Work to complete:
Please count the lines in the listing below where the word "Function" appears. Give the number only.
****************************************
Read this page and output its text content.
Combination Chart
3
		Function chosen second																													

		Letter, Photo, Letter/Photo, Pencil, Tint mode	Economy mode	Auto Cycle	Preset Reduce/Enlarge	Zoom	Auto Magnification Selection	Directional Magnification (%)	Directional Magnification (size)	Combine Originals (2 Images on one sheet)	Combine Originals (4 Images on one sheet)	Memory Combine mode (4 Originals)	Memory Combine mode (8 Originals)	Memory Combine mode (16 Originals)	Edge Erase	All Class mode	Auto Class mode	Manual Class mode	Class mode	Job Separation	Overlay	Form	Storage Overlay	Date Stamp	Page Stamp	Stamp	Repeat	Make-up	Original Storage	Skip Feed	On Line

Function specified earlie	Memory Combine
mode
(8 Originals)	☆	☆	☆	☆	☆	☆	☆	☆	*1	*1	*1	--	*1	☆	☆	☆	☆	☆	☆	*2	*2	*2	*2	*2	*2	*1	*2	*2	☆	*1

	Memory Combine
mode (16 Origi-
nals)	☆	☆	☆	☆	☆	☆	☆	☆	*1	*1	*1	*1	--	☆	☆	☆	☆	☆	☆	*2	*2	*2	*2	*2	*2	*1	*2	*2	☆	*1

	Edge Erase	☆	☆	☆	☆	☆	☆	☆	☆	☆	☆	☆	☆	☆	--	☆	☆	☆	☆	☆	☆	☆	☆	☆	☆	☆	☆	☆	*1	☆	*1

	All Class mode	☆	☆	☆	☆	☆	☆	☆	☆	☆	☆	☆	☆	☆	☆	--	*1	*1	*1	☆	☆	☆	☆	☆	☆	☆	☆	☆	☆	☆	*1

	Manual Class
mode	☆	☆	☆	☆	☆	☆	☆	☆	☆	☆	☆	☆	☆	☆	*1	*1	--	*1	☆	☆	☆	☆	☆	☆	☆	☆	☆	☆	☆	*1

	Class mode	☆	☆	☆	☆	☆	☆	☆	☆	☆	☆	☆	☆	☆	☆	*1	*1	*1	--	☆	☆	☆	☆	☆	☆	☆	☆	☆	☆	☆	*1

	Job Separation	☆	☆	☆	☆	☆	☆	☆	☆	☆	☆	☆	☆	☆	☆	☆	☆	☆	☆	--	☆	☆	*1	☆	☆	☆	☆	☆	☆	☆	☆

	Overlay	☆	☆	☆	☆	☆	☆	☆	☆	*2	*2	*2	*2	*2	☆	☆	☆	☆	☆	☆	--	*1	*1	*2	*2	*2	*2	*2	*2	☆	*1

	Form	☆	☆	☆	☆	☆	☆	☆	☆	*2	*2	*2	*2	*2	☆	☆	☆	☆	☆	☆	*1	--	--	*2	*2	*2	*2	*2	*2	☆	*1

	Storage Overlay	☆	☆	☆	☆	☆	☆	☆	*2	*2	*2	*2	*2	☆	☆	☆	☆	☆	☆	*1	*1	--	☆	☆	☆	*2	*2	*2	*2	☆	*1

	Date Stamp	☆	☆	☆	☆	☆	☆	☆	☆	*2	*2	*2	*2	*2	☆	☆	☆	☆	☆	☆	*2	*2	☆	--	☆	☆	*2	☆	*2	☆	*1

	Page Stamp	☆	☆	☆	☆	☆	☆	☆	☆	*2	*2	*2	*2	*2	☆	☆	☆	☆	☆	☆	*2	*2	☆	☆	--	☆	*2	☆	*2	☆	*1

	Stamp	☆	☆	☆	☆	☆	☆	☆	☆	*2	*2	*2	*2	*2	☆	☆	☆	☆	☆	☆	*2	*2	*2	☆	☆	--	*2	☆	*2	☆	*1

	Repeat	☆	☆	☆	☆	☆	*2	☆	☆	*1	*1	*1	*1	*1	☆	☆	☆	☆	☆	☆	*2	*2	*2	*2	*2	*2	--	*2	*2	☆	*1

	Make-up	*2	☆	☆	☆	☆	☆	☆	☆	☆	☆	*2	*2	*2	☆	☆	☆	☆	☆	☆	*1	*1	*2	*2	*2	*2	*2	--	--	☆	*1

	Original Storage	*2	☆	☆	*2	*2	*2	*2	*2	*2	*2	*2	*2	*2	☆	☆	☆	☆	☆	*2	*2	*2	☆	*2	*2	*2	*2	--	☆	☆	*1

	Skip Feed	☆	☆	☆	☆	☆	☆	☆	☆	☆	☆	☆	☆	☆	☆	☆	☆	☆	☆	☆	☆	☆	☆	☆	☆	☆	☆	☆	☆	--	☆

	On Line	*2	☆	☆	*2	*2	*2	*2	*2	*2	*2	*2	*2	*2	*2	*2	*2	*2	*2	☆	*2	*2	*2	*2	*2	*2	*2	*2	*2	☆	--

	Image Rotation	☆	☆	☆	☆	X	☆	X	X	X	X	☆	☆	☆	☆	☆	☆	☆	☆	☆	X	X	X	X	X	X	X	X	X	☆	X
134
****************************************
Result:
2